## Exercise instructions
Pull each line holding "with" out of the entries below.

## Records for this exercise
▼▼▼

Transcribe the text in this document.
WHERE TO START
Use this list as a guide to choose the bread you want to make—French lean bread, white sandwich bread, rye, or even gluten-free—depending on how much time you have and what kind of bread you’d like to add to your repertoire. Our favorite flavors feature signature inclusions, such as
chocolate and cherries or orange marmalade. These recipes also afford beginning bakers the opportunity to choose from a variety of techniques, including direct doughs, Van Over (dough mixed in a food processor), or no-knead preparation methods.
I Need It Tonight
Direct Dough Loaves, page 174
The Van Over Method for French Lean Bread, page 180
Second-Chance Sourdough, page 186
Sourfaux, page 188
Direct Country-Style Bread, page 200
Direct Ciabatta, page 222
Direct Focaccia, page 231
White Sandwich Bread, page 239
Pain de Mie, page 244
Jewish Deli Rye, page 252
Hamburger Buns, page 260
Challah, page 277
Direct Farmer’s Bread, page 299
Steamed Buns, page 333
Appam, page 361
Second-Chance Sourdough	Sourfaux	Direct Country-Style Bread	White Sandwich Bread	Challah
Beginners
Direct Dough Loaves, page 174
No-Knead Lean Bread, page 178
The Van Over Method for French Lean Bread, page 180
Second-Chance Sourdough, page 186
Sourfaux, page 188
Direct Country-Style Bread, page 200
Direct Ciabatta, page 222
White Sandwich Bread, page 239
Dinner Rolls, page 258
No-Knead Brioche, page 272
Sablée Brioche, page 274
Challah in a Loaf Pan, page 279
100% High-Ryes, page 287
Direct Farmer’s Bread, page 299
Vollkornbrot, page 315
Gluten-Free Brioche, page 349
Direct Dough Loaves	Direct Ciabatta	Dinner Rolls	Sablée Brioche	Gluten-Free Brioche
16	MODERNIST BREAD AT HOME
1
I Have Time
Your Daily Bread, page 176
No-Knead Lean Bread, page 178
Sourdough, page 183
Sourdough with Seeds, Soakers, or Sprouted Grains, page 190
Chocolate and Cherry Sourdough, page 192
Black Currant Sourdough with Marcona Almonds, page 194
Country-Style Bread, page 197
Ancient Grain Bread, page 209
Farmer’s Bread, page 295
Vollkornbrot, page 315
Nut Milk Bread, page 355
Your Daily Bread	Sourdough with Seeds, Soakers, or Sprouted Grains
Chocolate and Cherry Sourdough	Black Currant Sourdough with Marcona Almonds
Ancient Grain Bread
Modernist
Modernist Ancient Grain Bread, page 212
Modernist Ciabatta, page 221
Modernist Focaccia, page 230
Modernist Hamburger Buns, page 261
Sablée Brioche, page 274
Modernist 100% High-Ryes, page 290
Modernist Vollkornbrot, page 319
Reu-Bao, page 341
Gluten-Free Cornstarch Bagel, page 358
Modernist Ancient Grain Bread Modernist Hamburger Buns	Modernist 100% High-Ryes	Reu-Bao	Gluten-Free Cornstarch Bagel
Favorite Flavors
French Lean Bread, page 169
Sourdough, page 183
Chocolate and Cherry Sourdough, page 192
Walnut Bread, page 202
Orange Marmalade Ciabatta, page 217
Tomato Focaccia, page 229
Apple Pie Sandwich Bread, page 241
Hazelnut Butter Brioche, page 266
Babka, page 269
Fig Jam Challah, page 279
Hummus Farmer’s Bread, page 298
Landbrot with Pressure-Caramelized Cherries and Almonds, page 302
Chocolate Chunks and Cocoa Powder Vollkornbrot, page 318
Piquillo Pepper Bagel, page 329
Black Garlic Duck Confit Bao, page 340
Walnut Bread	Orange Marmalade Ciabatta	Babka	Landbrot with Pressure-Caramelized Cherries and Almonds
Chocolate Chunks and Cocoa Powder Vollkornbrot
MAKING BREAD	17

▲▲▲

## Exercise solution
Sourdough with Seeds, Soakers, or Sprouted Grains, page 190
Black Currant Sourdough with Marcona Almonds, page 194
Your Daily Bread	Sourdough with Seeds, Soakers, or Sprouted Grains
Chocolate and Cherry Sourdough	Black Currant Sourdough with Marcona Almonds
Landbrot with Pressure-Caramelized Cherries and Almonds, page 302
Walnut Bread	Orange Marmalade Ciabatta	Babka	Landbrot with Pressure-Caramelized Cherries and Almonds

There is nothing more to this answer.